Task description: Write out, precisely and in full, each line of the material.

Lines of data:
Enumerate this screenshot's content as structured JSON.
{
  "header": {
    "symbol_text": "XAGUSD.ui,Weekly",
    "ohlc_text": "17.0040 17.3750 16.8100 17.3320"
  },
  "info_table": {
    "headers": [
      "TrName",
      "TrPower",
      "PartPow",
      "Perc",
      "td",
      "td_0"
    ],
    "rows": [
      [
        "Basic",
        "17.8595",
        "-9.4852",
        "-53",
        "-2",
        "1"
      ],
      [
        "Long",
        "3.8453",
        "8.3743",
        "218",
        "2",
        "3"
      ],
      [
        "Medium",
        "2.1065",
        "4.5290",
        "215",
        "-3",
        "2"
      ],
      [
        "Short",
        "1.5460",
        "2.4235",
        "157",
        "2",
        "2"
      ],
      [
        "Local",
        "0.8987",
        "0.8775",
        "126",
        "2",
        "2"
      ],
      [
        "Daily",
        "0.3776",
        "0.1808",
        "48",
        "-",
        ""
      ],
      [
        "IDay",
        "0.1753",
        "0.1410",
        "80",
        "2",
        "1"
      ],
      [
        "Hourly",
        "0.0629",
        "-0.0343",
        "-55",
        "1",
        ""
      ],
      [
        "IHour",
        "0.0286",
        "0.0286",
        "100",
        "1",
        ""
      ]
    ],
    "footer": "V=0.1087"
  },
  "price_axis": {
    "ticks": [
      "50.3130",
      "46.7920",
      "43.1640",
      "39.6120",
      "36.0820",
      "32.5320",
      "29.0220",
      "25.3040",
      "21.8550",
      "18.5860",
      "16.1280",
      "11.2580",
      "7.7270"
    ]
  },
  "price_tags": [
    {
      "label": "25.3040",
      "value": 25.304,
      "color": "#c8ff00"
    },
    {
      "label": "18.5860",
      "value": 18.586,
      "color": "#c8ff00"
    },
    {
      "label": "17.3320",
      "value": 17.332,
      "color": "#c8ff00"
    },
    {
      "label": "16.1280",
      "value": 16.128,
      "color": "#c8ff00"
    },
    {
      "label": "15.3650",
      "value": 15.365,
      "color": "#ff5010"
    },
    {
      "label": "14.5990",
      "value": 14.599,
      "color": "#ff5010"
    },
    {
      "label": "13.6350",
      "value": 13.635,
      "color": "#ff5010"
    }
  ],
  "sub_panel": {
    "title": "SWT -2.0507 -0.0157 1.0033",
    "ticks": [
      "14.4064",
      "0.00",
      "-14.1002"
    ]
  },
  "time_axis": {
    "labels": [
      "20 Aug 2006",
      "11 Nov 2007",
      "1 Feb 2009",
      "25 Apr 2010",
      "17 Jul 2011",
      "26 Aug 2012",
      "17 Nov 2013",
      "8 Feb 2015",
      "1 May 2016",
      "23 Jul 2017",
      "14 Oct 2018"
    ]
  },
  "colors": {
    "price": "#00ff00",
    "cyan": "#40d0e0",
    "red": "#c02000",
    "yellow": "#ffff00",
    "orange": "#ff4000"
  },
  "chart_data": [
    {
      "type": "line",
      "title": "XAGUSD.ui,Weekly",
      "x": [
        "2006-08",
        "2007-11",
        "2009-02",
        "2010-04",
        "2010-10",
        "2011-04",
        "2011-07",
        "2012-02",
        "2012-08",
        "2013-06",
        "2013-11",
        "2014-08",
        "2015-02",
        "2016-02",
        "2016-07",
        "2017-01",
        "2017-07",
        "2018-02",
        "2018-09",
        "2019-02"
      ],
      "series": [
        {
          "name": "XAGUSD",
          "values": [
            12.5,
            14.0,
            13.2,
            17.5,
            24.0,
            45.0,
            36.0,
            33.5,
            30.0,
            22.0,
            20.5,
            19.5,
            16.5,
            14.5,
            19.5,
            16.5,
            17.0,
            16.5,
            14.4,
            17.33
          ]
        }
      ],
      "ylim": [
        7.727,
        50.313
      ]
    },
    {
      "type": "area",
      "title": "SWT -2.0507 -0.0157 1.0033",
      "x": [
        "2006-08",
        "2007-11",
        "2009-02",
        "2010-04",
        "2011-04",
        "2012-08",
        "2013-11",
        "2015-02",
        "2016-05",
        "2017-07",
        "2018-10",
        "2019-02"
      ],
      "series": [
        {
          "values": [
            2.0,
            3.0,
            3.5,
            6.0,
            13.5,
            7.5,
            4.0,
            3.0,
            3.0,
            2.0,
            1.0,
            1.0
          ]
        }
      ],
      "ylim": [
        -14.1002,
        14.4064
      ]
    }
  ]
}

Answer for the task:
Enumerate this screenshot's content as structured JSON.
{
  "header": {
    "symbol_text": "XAGUSD.ui,Weekly",
    "ohlc_text": "17.0040 17.3750 16.8100 17.3320"
  },
  "info_table": {
    "headers": [
      "TrName",
      "TrPower",
      "PartPow",
      "Perc",
      "td",
      "td_0"
    ],
    "rows": [
      [
        "Basic",
        "17.8595",
        "-9.4852",
        "-53",
        "-2",
        "1"
      ],
      [
        "Long",
        "3.8453",
        "8.3743",
        "218",
        "2",
        "3"
      ],
      [
        "Medium",
        "2.1065",
        "4.5290",
        "215",
        "-3",
        "2"
      ],
      [
        "Short",
        "1.5460",
        "2.4235",
        "157",
        "2",
        "2"
      ],
      [
        "Local",
        "0.8987",
        "0.8775",
        "126",
        "2",
        "2"
      ],
      [
        "Daily",
        "0.3776",
        "0.1808",
        "48",
        "-",
        ""
      ],
      [
        "IDay",
        "0.1753",
        "0.1410",
        "80",
        "2",
        "1"
      ],
      [
        "Hourly",
        "0.0629",
        "-0.0343",
        "-55",
        "1",
        ""
      ],
      [
        "IHour",
        "0.0286",
        "0.0286",
        "100",
        "1",
        ""
      ]
    ],
    "footer": "V=0.1087"
  },
  "price_axis": {
    "ticks": [
      "50.3130",
      "46.7920",
      "43.1640",
      "39.6120",
      "36.0820",
      "32.5320",
      "29.0220",
      "25.3040",
      "21.8550",
      "18.5860",
      "16.1280",
      "11.2580",
      "7.7270"
    ]
  },
  "price_tags": [
    {
      "label": "25.3040",
      "value": 25.304,
      "color": "#c8ff00"
    },
    {
      "label": "18.5860",
      "value": 18.586,
      "color": "#c8ff00"
    },
    {
      "label": "17.3320",
      "value": 17.332,
      "color": "#c8ff00"
    },
    {
      "label": "16.1280",
      "value": 16.128,
      "color": "#c8ff00"
    },
    {
      "label": "15.3650",
      "value": 15.365,
      "color": "#ff5010"
    },
    {
      "label": "14.5990",
      "value": 14.599,
      "color": "#ff5010"
    },
    {
      "label": "13.6350",
      "value": 13.635,
      "color": "#ff5010"
    }
  ],
  "sub_panel": {
    "title": "SWT -2.0507 -0.0157 1.0033",
    "ticks": [
      "14.4064",
      "0.00",
      "-14.1002"
    ]
  },
  "time_axis": {
    "labels": [
      "20 Aug 2006",
      "11 Nov 2007",
      "1 Feb 2009",
      "25 Apr 2010",
      "17 Jul 2011",
      "26 Aug 2012",
      "17 Nov 2013",
      "8 Feb 2015",
      "1 May 2016",
      "23 Jul 2017",
      "14 Oct 2018"
    ]
  },
  "colors": {
    "price": "#00ff00",
    "cyan": "#40d0e0",
    "red": "#c02000",
    "yellow": "#ffff00",
    "orange": "#ff4000"
  },
  "chart_data": [
    {
      "type": "line",
      "title": "XAGUSD.ui,Weekly",
      "x": [
        "2006-08",
        "2007-11",
        "2009-02",
        "2010-04",
        "2010-10",
        "2011-04",
        "2011-07",
        "2012-02",
        "2012-08",
        "2013-06",
        "2013-11",
        "2014-08",
        "2015-02",
        "2016-02",
        "2016-07",
        "2017-01",
        "2017-07",
        "2018-02",
        "2018-09",
        "2019-02"
      ],
      "series": [
        {
          "name": "XAGUSD",
          "values": [
            12.5,
            14.0,
            13.2,
            17.5,
            24.0,
            45.0,
            36.0,
            33.5,
            30.0,
            22.0,
            20.5,
            19.5,
            16.5,
            14.5,
            19.5,
            16.5,
            17.0,
            16.5,
            14.4,
            17.33
          ]
        }
      ],
      "ylim": [
        7.727,
        50.313
      ]
    },
    {
      "type": "area",
      "title": "SWT -2.0507 -0.0157 1.0033",
      "x": [
        "2006-08",
        "2007-11",
        "2009-02",
        "2010-04",
        "2011-04",
        "2012-08",
        "2013-11",
        "2015-02",
        "2016-05",
        "2017-07",
        "2018-10",
        "2019-02"
      ],
      "series": [
        {
          "values": [
            2.0,
            3.0,
            3.5,
            6.0,
            13.5,
            7.5,
            4.0,
            3.0,
            3.0,
            2.0,
            1.0,
            1.0
          ]
        }
      ],
      "ylim": [
        -14.1002,
        14.4064
      ]
    }
  ]
}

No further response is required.